§ Dataset items:

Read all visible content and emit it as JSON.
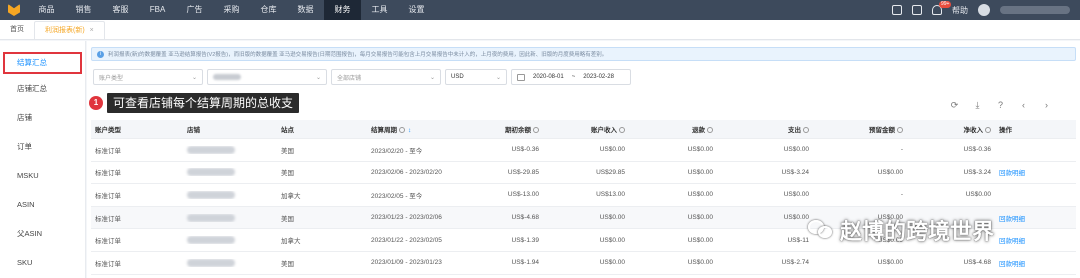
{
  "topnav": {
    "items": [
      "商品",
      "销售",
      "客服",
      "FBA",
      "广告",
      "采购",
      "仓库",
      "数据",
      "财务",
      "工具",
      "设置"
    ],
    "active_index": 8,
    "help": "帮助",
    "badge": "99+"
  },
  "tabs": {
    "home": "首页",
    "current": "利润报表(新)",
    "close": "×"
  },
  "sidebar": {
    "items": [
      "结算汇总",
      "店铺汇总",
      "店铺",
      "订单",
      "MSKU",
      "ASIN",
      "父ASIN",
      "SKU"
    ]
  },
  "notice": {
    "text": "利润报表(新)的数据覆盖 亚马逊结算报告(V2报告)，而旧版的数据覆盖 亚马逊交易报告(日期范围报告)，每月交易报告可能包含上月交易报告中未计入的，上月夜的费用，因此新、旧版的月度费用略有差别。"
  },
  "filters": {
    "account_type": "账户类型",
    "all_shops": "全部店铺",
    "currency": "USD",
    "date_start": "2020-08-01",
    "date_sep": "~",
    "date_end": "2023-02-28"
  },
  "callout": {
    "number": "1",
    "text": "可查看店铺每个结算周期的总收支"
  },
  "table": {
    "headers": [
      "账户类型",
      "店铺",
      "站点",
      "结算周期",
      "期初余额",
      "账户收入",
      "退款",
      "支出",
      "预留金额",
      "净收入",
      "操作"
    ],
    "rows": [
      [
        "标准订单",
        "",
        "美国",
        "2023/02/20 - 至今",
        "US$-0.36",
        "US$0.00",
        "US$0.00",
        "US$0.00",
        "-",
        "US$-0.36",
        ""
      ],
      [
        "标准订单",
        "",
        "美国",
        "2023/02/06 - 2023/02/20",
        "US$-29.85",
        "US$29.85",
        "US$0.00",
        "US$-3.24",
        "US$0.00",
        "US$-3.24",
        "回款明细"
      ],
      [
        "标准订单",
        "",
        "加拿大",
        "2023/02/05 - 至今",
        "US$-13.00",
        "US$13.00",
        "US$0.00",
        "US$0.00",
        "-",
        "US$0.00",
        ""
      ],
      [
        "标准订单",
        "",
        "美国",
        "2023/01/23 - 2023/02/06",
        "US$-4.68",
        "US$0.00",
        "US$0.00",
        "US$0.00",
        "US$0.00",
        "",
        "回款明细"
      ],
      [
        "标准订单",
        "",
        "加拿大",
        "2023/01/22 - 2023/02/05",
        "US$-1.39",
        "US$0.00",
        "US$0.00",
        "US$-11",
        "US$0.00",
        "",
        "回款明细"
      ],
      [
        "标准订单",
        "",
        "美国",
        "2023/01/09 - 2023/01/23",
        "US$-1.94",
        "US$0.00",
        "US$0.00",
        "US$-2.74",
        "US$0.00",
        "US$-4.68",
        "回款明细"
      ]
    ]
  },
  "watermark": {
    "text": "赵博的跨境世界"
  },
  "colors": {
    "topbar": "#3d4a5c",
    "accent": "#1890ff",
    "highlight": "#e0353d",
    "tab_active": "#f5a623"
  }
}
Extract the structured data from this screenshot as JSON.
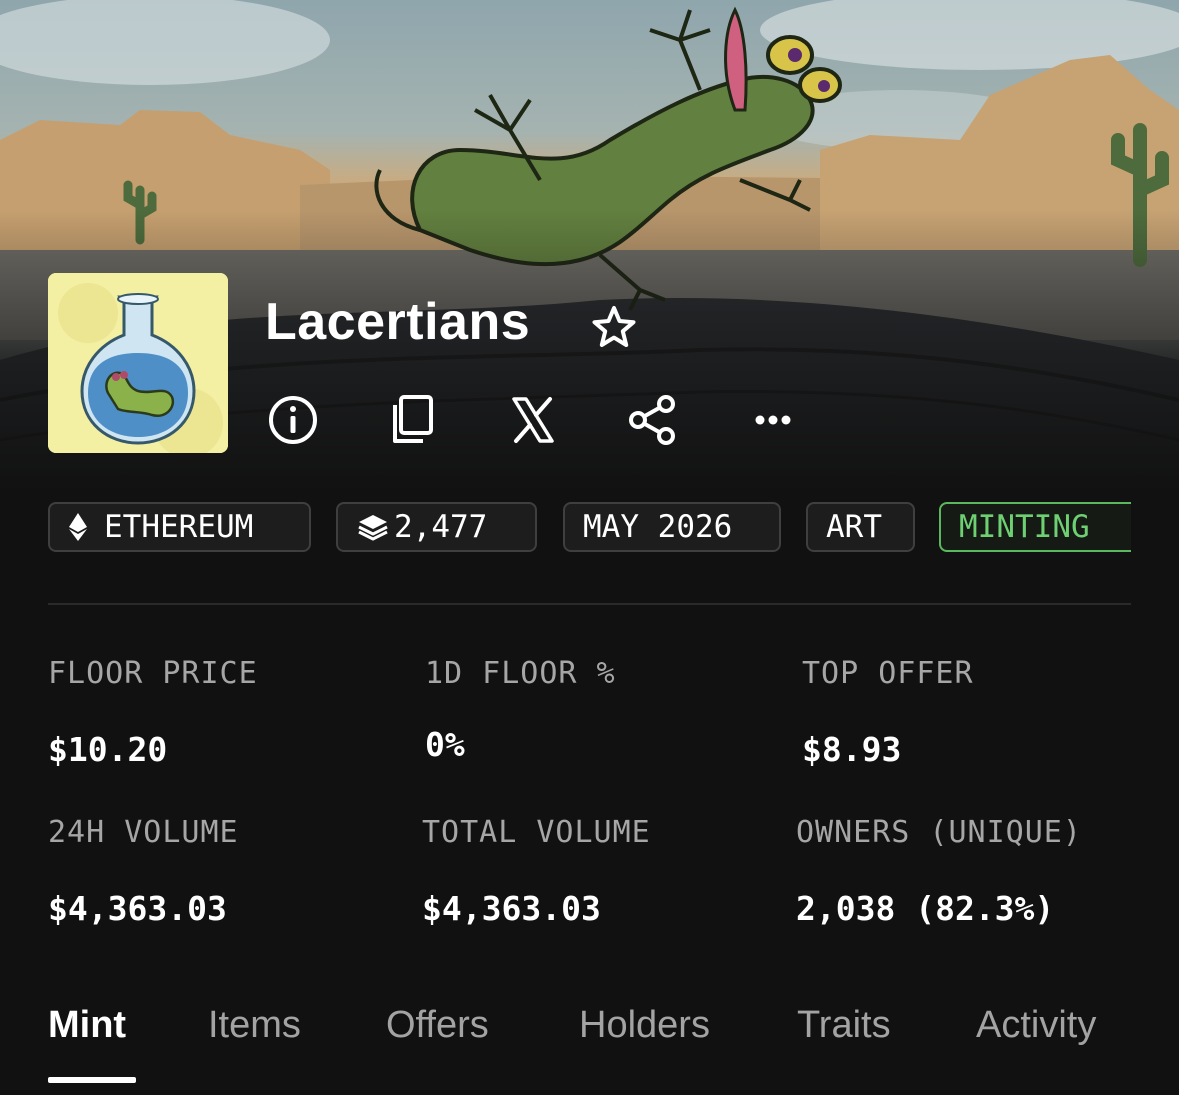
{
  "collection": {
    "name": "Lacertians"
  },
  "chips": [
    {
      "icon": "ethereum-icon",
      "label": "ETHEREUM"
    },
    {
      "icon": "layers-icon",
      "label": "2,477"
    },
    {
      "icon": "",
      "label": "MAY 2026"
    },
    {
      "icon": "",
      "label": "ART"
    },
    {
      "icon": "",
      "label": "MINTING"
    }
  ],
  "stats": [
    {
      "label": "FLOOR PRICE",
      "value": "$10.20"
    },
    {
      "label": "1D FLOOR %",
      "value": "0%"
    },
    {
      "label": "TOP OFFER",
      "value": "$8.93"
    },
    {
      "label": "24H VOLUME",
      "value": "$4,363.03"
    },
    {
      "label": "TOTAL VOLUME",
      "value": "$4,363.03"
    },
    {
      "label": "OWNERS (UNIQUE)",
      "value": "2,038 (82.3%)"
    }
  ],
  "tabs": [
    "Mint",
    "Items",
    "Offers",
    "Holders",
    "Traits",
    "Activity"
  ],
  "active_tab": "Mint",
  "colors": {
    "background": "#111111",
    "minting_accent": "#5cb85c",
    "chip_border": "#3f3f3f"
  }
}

§ WHAT YOU NEED TO DO:
Reproduce every entry exactly, but omit each picture.

§ FINISHED EXERCISE:
Read all visible content and emit it as JSON.
{
  "topnav": {
    "items": [
      "商品",
      "销售",
      "客服",
      "FBA",
      "广告",
      "采购",
      "仓库",
      "数据",
      "财务",
      "工具",
      "设置"
    ],
    "active_index": 8,
    "help": "帮助",
    "badge": "99+"
  },
  "tabs": {
    "home": "首页",
    "current": "利润报表(新)",
    "close": "×"
  },
  "sidebar": {
    "items": [
      "结算汇总",
      "店铺汇总",
      "店铺",
      "订单",
      "MSKU",
      "ASIN",
      "父ASIN",
      "SKU"
    ]
  },
  "notice": {
    "text": "利润报表(新)的数据覆盖 亚马逊结算报告(V2报告)，而旧版的数据覆盖 亚马逊交易报告(日期范围报告)，每月交易报告可能包含上月交易报告中未计入的，上月夜的费用，因此新、旧版的月度费用略有差别。"
  },
  "filters": {
    "account_type": "账户类型",
    "all_shops": "全部店铺",
    "currency": "USD",
    "date_start": "2020-08-01",
    "date_sep": "~",
    "date_end": "2023-02-28"
  },
  "callout": {
    "number": "1",
    "text": "可查看店铺每个结算周期的总收支"
  },
  "table": {
    "headers": [
      "账户类型",
      "店铺",
      "站点",
      "结算周期",
      "期初余额",
      "账户收入",
      "退款",
      "支出",
      "预留金额",
      "净收入",
      "操作"
    ],
    "rows": [
      [
        "标准订单",
        "",
        "美国",
        "2023/02/20 - 至今",
        "US$-0.36",
        "US$0.00",
        "US$0.00",
        "US$0.00",
        "-",
        "US$-0.36",
        ""
      ],
      [
        "标准订单",
        "",
        "美国",
        "2023/02/06 - 2023/02/20",
        "US$-29.85",
        "US$29.85",
        "US$0.00",
        "US$-3.24",
        "US$0.00",
        "US$-3.24",
        "回款明细"
      ],
      [
        "标准订单",
        "",
        "加拿大",
        "2023/02/05 - 至今",
        "US$-13.00",
        "US$13.00",
        "US$0.00",
        "US$0.00",
        "-",
        "US$0.00",
        ""
      ],
      [
        "标准订单",
        "",
        "美国",
        "2023/01/23 - 2023/02/06",
        "US$-4.68",
        "US$0.00",
        "US$0.00",
        "US$0.00",
        "US$0.00",
        "",
        "回款明细"
      ],
      [
        "标准订单",
        "",
        "加拿大",
        "2023/01/22 - 2023/02/05",
        "US$-1.39",
        "US$0.00",
        "US$0.00",
        "US$-11",
        "US$0.00",
        "",
        "回款明细"
      ],
      [
        "标准订单",
        "",
        "美国",
        "2023/01/09 - 2023/01/23",
        "US$-1.94",
        "US$0.00",
        "US$0.00",
        "US$-2.74",
        "US$0.00",
        "US$-4.68",
        "回款明细"
      ]
    ]
  },
  "watermark": {
    "text": "赵博的跨境世界"
  },
  "colors": {
    "topbar": "#3d4a5c",
    "accent": "#1890ff",
    "highlight": "#e0353d",
    "tab_active": "#f5a623"
  }
}
Extract the structured data from this screenshot as JSON.
{
  "collection": {
    "name": "Lacertians"
  },
  "chips": [
    {
      "icon": "ethereum-icon",
      "label": "ETHEREUM"
    },
    {
      "icon": "layers-icon",
      "label": "2,477"
    },
    {
      "icon": "",
      "label": "MAY 2026"
    },
    {
      "icon": "",
      "label": "ART"
    },
    {
      "icon": "",
      "label": "MINTING"
    }
  ],
  "stats": [
    {
      "label": "FLOOR PRICE",
      "value": "$10.20"
    },
    {
      "label": "1D FLOOR %",
      "value": "0%"
    },
    {
      "label": "TOP OFFER",
      "value": "$8.93"
    },
    {
      "label": "24H VOLUME",
      "value": "$4,363.03"
    },
    {
      "label": "TOTAL VOLUME",
      "value": "$4,363.03"
    },
    {
      "label": "OWNERS (UNIQUE)",
      "value": "2,038 (82.3%)"
    }
  ],
  "tabs": [
    "Mint",
    "Items",
    "Offers",
    "Holders",
    "Traits",
    "Activity"
  ],
  "active_tab": "Mint",
  "colors": {
    "background": "#111111",
    "minting_accent": "#5cb85c",
    "chip_border": "#3f3f3f"
  }
}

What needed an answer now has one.